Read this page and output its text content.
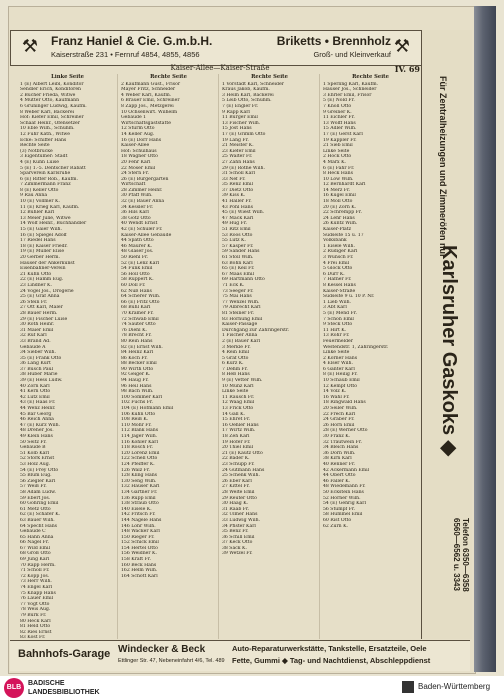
⚒	Franz Haniel & Cie. G.m.b.H.	Briketts • Brennholz
Kaiserstraße 231 • Fernruf 4854, 4855, 4856	Groß- und Kleinverkauf ⚒
Kaiser-Allee—Kaiser-Straße	IV. 69
Linke Seite
1 (E) Albert Leibl, Konditor
Sendler Erich, Konditoren
2 Bucher Frieda, Witwe
4 Mutter Otto, Kaufmann
6 Grüninger Ludwig, Kaufm.
8 Weber Karl, Bäckerei
Hof: Kiefer Emil, Schreiner
Schaaf Heinr., Ofensetzer
10 Eble Wilh., Schuhm.
12 Fuhr Kath., Witwe
Ecke: Schiffer Hans
Rechte Seite
(3) Notbrücke
3 Eigentümer: Stadt
4 (E) Kuhn Luise
5 (E) 1.-5. Dentscher Rabatt
Sparverein Karlsruhe
6 (E) Ritter Rob., Kaufm.
7 Zimmermann Franz
8 (E) Keller Otto
9 Rau Anna
10 (E) Vollmer K.
11 (E) Krieg Karl, Kaufm.
12 Bühler Karl
13 Meier Julie, Witwe
14 Wolf Heinr., Buchhändler
15 (E) Gaier Wilh.
16 (E) Spiegel Adolf
17 Riedel Hans
18 (E) Kaiser Friedr.
19 (E) Müller Elise
20 Gerber Herm.
Häuser der Ankerkunst
Eisenbahner-Verein
21 Kuhn Otto
22 (E) Hamm Eug.
23 Lindner K.
24 Vogel Jos., Drogerie
25 (E) Graf Anna
26 Stein Fr.
27 Ott Karl, Maler
28 Bauer Herm.
29 (E) Fischer Luise
30 Roth Heinr.
31 Maier Emil
32 Ruf Karl
33 Brand Ad.
Gebäude A
34 Sieber Wilh.
35 (E) Frank Otto
36 Lang Kurt
37 Busch Paul
38 Huber Marie
39 (E) Hess Ludw.
40 Zorn Karl
41 Kern Otto
42 Lutz Emil
43 (E) Haas Fr.
44 Wenz Heinr.
45 Bär Georg
46 Reich Anna
47 (E) Kurz Wilh.
48 Dreher Jos.
49 Klein Hans
50 Seitz Fr.
Gebäude B
51 Kolb Karl
52 Stork Ernst
53 Holz Aug.
54 (E) Frey Otto
55 Blum Eug.
56 Ziegler Karl
57 Weiß Fr.
58 Adam Ludw.
59 Ebert Jos.
60 Göhring Emil
61 Metz Otto
62 (E) Schäfer K.
63 Bauer Wilh.
64 Specht Hans
Gebäude C
65 Hahn Anna
66 Nagel Fr.
67 Wild Emil
68 Groß Otto
69 Jung Karl
70 Rapp Herm.
71 Scholl Fr.
72 Kopp Jos.
73 Herr Wilh.
74 Engel Karl
75 Knapp Hans
76 Lauer Emil
77 Vogt Otto
78 Weis Aug.
79 Burk Fr.
80 Heck Karl
81 Held Otto
82 Ries Ernst
83 Kost Fr.
Rechte Seite
2 Kaufmann Gust., Frisör
Mayer Fritz, Schneider
4 Weber Karl, Kaufm.
6 Bräuer Emil, Schreiner
8 Zapp Jos., Metzgerei
10 Ochsenwirt. Wilhelm
Gebäude 1
Wirtschaftsgaststätte
12 Sturm Otto
14 Keller Aug.
16 (E) Dörr Hans
Kaiser-Allee
Hof: Schulhaus
18 Wagner Otto
20 Fehr Karl
22 Moser Emil
24 Stern Fr.
26 (E) Bürgergarten
Wirtschaft
28 Zimmer Heinr.
30 Pfaff Wilh.
32 (E) Bauer Anna
34 Kessler Fr.
36 Hils Karl
38 Götz Otto
40 Wendt Ernst
42 (E) Schuler Fr.
Kaiser-Allee Gebäude
44 Späth Otto
46 Maurer K.
48 Glaser Jos.
50 Riehl Fr.
52 (E) Lenz Karl
54 Funk Emil
56 Höll Otto
58 Ruppert K.
60 Doll Fr.
62 Nuß Hans
64 Scherer Wilh.
66 (E) Fritz Otto
68 Bühl Karl
70 Kramer Fr.
72 Schwab Emil
74 Sauter Otto
76 Diehl K.
78 Brecht Fr.
80 Rein Hans
82 (E) Ernst Wilh.
84 Heinz Karl
86 Koch Fr.
88 Becker Emil
90 Wirth Otto
92 Geiger K.
94 Haug Fr.
96 Heil Hans
98 Bach Wilh.
100 Sommer Karl
102 Fuchs Fr.
104 (E) Hofmann Emil
106 Kuhn Otto
108 Reiß K.
110 Mohr Fr.
112 Blank Hans
114 Jäger Wilh.
116 Köhler Karl
118 Rösch Fr.
120 Lorenz Emil
122 Schell Otto
124 Pfeiffer K.
126 Walz Fr.
128 Kling Hans
130 Seng Wilh.
132 Hauser Karl
134 Gärtner Fr.
136 Rupp Emil
138 Straub Otto
140 Eisele K.
142 Fritsch Fr.
144 Nägele Hans
146 Lohr Wilh.
148 Wacker Karl
150 Rieger Fr.
152 Schick Emil
154 Hertel Otto
156 Weidner K.
158 Kraft Fr.
160 Beck Hans
162 Helm Wilh.
164 Schott Karl
Rechte Seite
1 Vorstadt Karl, Schneider
Kraus Jakob, Kaufm.
3 Heim Karl, Bäckerei
5 Leib Otto, Schuhm.
7 (E) Engler Fr.
9 Rapp Karl
11 Burger Emil
13 Fischer Wilh.
15 Jost Hans
17 (E) Grimm Otto
19 Lang Fr.
21 Meister K.
23 Kiefer Emil
25 Walter Fr.
27 Zahn Hans
29 (E) Rothe Wilh.
31 Schöll Karl
33 Nef Fr.
35 Renz Emil
37 Dietz Otto
39 Kiss K.
41 Haller Fr.
43 Pohl Hans
45 (E) Wiest Wilh.
47 Mack Karl
49 Hug Fr.
51 Ritz Emil
53 Roos Otto
55 Lutz K.
57 Kasper Fr.
59 Sander Hans
61 Stoll Wilh.
63 Bohn Karl
65 (E) Keil Fr.
67 Maas Emil
69 Hartmann Otto
71 Eck K.
73 Seeger Fr.
75 Mai Hans
77 Wenzel Wilh.
79 Albrecht Karl
81 Steiner Fr.
83 Hornung Emil
Kaiser-Passage
Durchgang zur Zähringerstr.
1 Fischer Anna
2 (E) Bauer Karl
3 Merkle Fr.
4 Rein Emil
5 Graf Otto
6 Kurz K.
7 Dehm Fr.
8 Heß Hans
9 (E) Vetter Wilh.
10 Munz Karl
Linke Seite
11 Rausch Fr.
12 Waag Emil
13 Frick Otto
14 Gall K.
15 Ehret Fr.
16 Oehler Hans
17 Wirtz Wilh.
18 Zeh Karl
19 Hofer Fr.
20 Thiel Emil
21 (E) Kautz Otto
22 Bader K.
23 Schupp Fr.
24 Gutmann Hans
25 Schenk Wilh.
26 Eber Karl
27 Kittel Fr.
28 Welte Emil
29 Reuter Otto
30 Haag K.
31 Raab Fr.
32 Ulmer Hans
33 Ludwig Wilh.
34 Pfister Karl
35 Benz Fr.
36 Schill Emil
37 Keck Otto
38 Sack K.
39 Wetzel Fr.
Rechte Seite
1 Sperling Karl, Kaufm.
Hauser Jos., Schneider
3 Ehrler Emil, Frisör
5 (E) Nold Fr.
7 Knöll Otto
9 Greiner K.
11 Eichler Fr.
13 Wolff Hans
15 Adler Wilh.
17 (E) Gerst Karl
19 Kappler Fr.
21 Sieb Emil
Linke Seite
2 Hock Otto
4 Marx K.
6 (E) Fahr Fr.
8 Heck Hans
10 Löw Wilh.
12 Bernhardt Karl
14 Merz Fr.
16 Kugel Emil
18 Moll Otto
20 (E) Zorn K.
22 Schrempp Fr.
24 Lehr Hans
26 Kuntz Wilh.
Kaiser-Platz
Südseite 15 u. 17
Volksbank
1 Eisele Wilh.
2 Rüdiger Karl
3 Wunsch Fr.
4 Frei Emil
5 Glock Otto
6 Dürr K.
7 Häfner Fr.
8 Kessel Hans
Kaiser-Straße
Südseite 9 u. 10 P. Nr.
1 Lieb Wilh.
3 Abt Karl
5 (E) Mend Fr.
7 Schön Emil
9 Steck Otto
11 Hirt K.
13 Rohr Fr.
Feuermelder
Westendstr. 1, Zähringerstr.
Linke Seite
2 Körner Hans
4 Elser Wilh.
6 Ganter Karl
8 (E) Heilig Fr.
10 Schaub Emil
12 Kempf Otto
14 Volz K.
16 Wahl Fr.
18 Ringwald Hans
20 Seiler Wilh.
22 Frech Karl
24 Gräber Fr.
26 Horn Emil
28 (E) Werner Otto
30 Franz K.
32 Trautwein Fr.
34 Bleich Hans
36 Dorn Wilh.
38 Kirn Karl
40 Renner Fr.
42 Ackermann Emil
44 Obert Otto
46 Faller K.
48 Wiedemann Fr.
50 Eckstein Hans
52 Hörner Wilh.
54 (E) Gehrig Karl
56 Stumpf Fr.
58 Hummel Emil
60 Rist Otto
62 Zürn K.
Für Zentralheizungen und Zimmeröfen nur
Karlsruher Gaskoks ◆
Telefon 6350—6358
6560—6562 u. 3343
Bahnhofs-Garage Windecker & Beck
Ettlinger Str. 47, Nebeneinfahrt 4/6, Tel. 489
Auto-Reparaturwerkstätte, Tankstelle, Ersatzteile, Oele
Fette, Gummi ◆ Tag- und Nachtdienst, Abschleppdienst
BLB
BADISCHE
LANDESBIBLIOTHEK
Baden-Württemberg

What you have to do: Copy every line of the listing where the word "Schneider" appears.

Answer to this problem:
Mayer Fritz, Schneider
1 Vorstadt Karl, Schneider
Hauser Jos., Schneider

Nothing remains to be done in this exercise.